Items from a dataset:
········

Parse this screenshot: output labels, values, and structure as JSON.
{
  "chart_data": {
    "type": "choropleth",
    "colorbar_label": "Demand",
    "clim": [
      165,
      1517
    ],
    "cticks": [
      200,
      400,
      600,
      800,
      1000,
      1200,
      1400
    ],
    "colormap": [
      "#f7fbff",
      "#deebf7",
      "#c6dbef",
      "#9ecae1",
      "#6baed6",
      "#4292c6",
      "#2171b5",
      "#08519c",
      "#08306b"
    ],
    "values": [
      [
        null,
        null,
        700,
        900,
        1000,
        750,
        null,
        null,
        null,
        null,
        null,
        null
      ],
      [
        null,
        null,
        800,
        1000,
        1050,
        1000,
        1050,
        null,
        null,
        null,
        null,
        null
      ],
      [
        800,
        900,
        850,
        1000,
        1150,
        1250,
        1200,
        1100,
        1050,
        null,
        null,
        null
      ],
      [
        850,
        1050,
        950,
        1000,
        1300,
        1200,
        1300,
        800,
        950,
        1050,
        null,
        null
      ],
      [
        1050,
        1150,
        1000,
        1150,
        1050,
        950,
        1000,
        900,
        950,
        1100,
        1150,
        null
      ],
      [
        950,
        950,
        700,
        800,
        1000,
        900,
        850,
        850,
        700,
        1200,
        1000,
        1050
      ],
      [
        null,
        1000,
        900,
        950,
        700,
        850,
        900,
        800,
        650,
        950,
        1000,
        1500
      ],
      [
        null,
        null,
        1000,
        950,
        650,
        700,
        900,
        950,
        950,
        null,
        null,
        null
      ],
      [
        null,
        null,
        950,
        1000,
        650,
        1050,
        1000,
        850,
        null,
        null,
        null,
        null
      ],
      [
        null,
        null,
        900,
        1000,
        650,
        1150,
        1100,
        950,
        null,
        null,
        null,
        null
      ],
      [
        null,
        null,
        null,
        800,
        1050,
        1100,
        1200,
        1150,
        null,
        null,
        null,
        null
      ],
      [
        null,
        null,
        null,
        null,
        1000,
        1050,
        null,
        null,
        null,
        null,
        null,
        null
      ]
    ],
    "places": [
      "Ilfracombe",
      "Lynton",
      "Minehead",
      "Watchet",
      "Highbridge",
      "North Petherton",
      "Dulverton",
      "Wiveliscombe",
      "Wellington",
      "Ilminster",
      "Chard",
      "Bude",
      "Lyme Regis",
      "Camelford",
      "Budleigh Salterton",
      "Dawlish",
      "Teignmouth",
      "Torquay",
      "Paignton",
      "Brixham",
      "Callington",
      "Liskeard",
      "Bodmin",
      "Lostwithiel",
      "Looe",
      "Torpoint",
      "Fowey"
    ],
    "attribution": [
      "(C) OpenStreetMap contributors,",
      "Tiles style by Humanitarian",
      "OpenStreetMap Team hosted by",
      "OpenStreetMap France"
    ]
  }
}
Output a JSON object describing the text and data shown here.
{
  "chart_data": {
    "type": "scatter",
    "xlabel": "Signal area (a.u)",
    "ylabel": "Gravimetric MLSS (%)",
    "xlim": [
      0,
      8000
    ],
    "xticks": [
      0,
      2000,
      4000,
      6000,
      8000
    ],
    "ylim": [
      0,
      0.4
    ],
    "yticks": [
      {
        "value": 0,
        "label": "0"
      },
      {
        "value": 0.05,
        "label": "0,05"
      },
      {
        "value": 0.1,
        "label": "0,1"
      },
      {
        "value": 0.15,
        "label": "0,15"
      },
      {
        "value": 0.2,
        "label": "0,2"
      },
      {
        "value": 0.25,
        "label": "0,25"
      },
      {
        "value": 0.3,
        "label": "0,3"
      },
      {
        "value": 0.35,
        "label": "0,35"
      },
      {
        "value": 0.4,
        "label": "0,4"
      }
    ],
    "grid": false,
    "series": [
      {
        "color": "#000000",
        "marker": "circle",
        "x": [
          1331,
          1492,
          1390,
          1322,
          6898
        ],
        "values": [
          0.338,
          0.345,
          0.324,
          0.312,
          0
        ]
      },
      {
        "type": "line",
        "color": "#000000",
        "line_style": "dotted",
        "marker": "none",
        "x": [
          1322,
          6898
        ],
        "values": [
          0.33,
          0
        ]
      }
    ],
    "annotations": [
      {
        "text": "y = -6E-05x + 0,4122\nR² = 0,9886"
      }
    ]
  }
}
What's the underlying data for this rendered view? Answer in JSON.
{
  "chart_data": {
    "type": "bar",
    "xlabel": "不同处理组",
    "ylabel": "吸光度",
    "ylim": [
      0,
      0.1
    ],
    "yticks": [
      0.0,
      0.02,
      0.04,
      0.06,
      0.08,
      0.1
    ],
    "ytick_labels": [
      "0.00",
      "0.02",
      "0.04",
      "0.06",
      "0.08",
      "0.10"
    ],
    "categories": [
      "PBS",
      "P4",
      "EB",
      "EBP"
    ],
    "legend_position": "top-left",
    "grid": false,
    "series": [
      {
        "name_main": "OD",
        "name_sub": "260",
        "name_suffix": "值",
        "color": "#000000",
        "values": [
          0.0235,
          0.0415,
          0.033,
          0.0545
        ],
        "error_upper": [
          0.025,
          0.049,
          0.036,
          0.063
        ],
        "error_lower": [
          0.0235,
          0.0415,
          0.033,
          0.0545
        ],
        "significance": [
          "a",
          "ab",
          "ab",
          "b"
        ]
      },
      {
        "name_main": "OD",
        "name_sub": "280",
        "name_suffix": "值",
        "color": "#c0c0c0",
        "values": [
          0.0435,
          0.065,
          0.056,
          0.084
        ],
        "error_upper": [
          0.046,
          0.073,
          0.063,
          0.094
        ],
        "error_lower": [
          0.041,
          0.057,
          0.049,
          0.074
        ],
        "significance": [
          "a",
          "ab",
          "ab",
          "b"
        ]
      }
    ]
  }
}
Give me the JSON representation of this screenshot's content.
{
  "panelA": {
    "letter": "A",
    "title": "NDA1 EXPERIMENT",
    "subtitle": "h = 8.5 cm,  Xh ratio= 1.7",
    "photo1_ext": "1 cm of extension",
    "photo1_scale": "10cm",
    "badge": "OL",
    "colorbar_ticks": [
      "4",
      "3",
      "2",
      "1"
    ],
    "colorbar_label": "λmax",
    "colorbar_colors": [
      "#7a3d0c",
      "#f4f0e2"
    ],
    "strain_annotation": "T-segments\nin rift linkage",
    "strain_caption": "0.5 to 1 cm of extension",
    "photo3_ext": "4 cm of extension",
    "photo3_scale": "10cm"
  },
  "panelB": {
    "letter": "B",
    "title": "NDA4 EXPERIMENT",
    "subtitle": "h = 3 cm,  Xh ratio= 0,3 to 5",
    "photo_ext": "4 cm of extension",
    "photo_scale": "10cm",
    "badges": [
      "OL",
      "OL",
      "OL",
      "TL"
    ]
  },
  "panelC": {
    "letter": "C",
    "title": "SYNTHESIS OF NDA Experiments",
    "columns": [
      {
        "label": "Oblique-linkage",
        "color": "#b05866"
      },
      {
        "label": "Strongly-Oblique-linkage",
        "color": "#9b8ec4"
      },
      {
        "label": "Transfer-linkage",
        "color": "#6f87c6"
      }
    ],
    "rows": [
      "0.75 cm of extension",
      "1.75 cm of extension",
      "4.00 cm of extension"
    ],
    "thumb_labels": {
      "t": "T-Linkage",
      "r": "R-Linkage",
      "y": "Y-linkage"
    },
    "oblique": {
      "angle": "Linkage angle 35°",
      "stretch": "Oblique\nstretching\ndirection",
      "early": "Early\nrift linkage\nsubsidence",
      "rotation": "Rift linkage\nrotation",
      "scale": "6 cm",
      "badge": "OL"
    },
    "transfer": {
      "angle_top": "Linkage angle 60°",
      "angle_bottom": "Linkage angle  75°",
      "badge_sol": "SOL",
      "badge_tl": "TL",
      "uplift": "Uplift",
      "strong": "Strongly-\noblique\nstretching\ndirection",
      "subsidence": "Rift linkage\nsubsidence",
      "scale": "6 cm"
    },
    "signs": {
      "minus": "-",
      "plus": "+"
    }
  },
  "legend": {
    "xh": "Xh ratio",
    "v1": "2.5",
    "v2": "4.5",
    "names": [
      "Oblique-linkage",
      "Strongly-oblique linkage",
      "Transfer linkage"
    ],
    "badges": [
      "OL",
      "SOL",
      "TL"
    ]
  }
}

········

■ STATED GOAL
Answer with a single number: the count of lines holding the word "Strongly".

■ REPLY TO THE TASK
3